■ Record set:
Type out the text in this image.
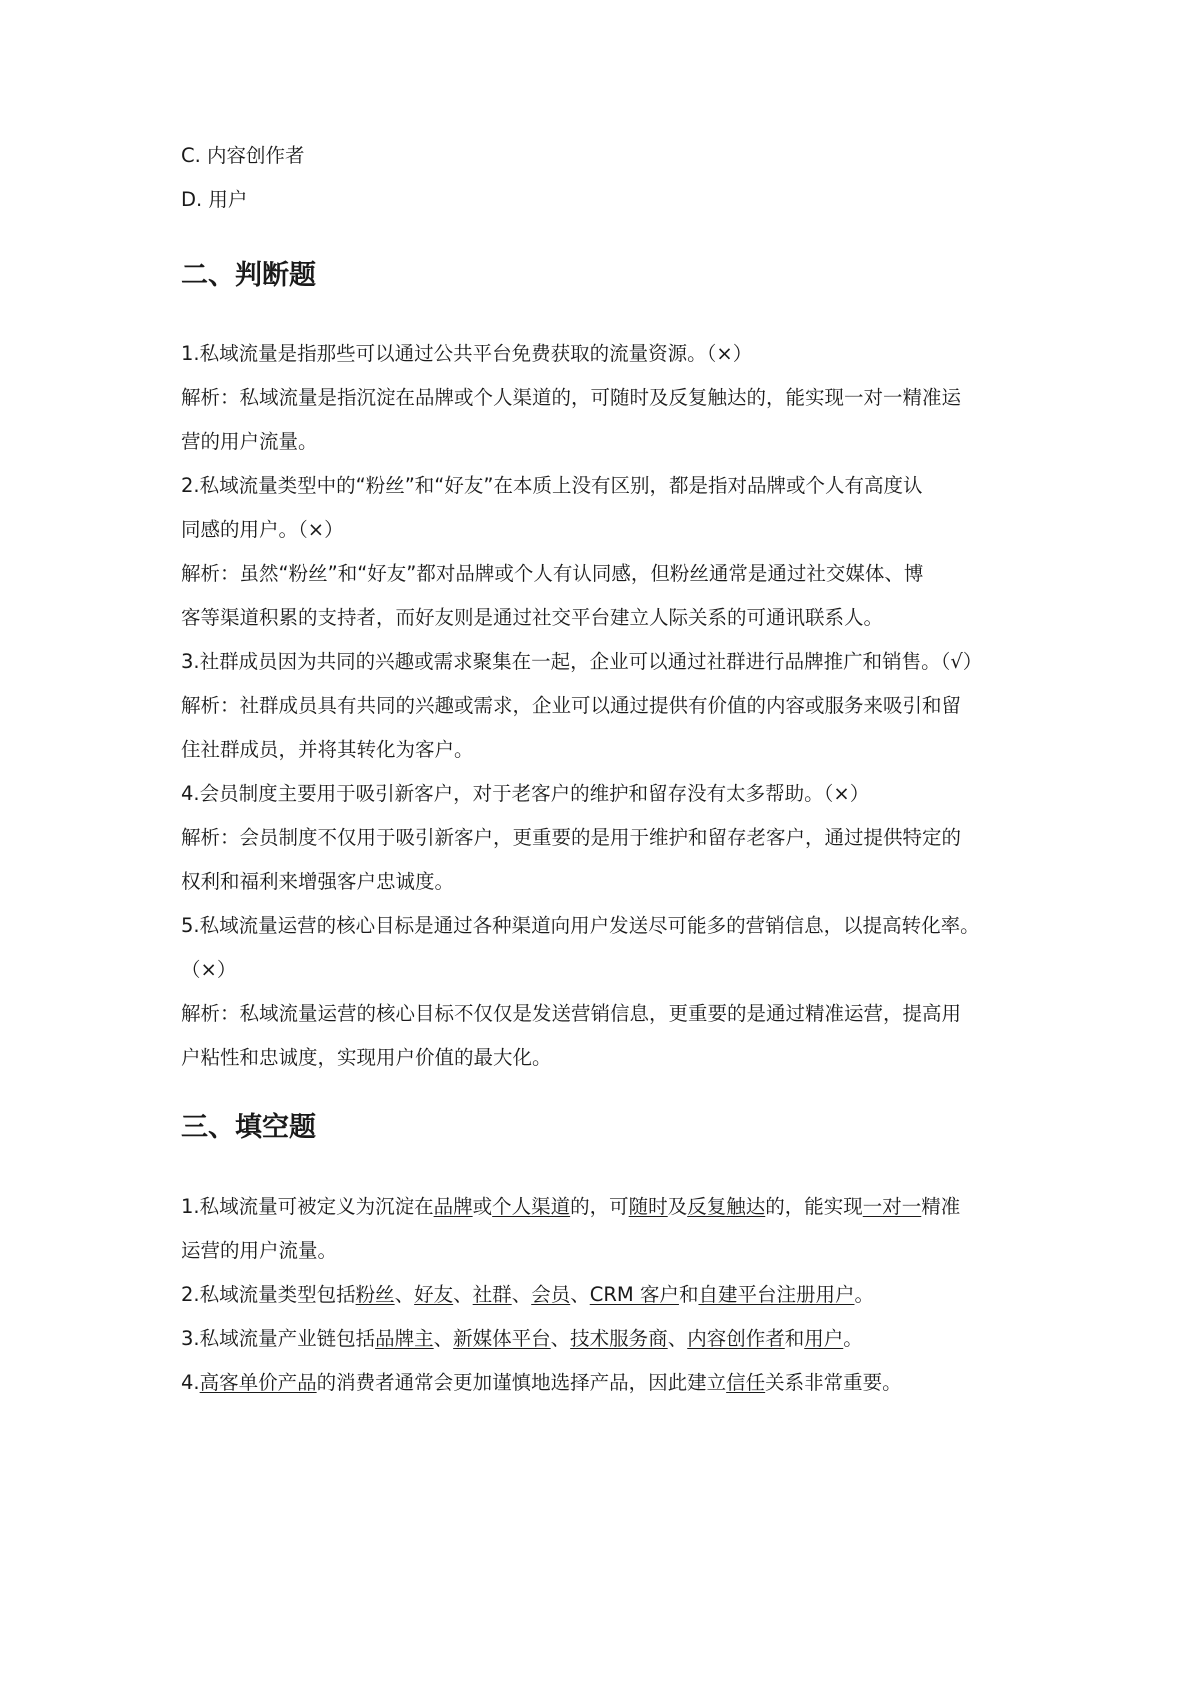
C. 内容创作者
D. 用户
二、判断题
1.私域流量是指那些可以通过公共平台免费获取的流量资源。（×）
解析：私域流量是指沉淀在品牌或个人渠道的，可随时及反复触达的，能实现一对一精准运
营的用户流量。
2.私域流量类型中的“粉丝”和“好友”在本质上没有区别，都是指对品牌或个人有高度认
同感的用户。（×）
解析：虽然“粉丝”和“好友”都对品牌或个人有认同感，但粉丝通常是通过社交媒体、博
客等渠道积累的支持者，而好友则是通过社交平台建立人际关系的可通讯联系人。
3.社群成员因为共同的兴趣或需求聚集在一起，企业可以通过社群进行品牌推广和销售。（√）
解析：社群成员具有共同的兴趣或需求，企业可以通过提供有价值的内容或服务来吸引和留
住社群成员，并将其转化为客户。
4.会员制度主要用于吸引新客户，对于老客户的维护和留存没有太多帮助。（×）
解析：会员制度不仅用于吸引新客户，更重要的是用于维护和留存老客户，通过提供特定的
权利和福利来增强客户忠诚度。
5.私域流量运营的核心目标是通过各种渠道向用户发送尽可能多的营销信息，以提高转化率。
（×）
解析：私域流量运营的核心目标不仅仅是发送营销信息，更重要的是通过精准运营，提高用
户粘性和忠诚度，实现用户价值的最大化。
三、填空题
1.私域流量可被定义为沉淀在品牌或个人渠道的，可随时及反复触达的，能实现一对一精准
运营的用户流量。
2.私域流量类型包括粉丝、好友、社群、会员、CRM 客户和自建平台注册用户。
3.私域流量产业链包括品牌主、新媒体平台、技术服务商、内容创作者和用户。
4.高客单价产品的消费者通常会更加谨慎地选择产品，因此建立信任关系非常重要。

...

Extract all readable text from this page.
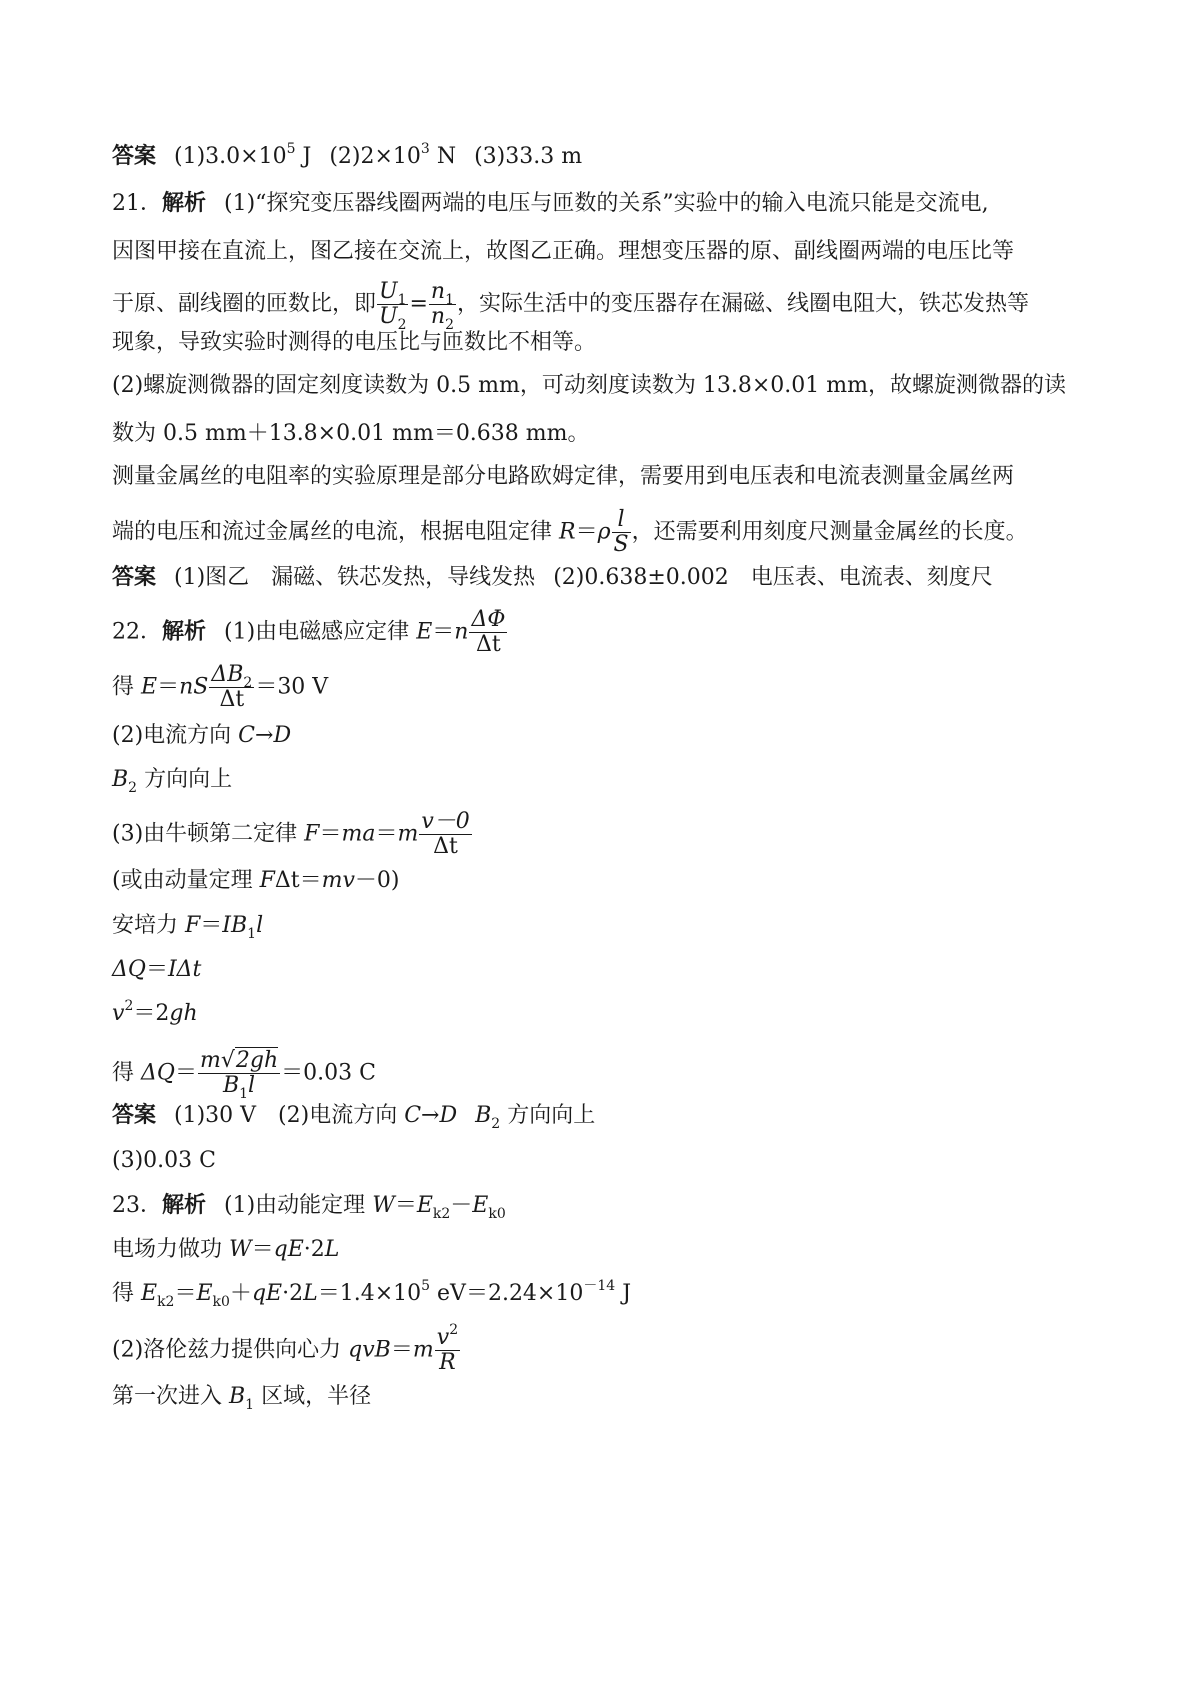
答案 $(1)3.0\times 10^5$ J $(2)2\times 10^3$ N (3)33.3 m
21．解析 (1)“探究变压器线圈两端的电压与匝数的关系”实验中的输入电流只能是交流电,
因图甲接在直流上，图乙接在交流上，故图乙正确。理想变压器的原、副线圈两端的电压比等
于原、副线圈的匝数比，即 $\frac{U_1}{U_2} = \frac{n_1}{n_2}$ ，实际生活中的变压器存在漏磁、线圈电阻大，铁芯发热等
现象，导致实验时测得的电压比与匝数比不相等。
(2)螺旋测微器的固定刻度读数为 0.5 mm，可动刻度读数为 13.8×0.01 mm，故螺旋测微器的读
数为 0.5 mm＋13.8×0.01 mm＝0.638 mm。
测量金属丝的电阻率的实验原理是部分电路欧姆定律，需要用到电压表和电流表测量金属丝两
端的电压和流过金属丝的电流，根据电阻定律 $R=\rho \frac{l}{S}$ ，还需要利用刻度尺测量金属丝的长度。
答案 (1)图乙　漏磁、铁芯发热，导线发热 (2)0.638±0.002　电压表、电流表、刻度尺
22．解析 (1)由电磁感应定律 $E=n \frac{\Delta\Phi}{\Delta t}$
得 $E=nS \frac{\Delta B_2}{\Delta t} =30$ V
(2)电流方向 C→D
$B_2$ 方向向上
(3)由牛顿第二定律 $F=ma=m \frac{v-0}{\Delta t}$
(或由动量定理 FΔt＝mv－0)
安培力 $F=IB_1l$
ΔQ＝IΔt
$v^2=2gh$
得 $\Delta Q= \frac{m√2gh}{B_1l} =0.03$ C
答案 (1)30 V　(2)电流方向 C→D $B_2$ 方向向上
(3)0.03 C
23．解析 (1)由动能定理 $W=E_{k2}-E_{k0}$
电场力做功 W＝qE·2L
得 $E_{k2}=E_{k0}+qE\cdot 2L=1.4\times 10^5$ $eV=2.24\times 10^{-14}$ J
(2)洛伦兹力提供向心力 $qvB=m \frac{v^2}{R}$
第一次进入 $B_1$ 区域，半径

■ Given instruction:
In the records above, find each line holding "Delta" and copy it.

■ Complete output:
22．解析 (1)由电磁感应定律 $E=n \frac{\Delta\Phi}{\Delta t}$
得 $E=nS \frac{\Delta B_2}{\Delta t} =30$ V
(3)由牛顿第二定律 $F=ma=m \frac{v-0}{\Delta t}$
得 $\Delta Q= \frac{m√2gh}{B_1l} =0.03$ C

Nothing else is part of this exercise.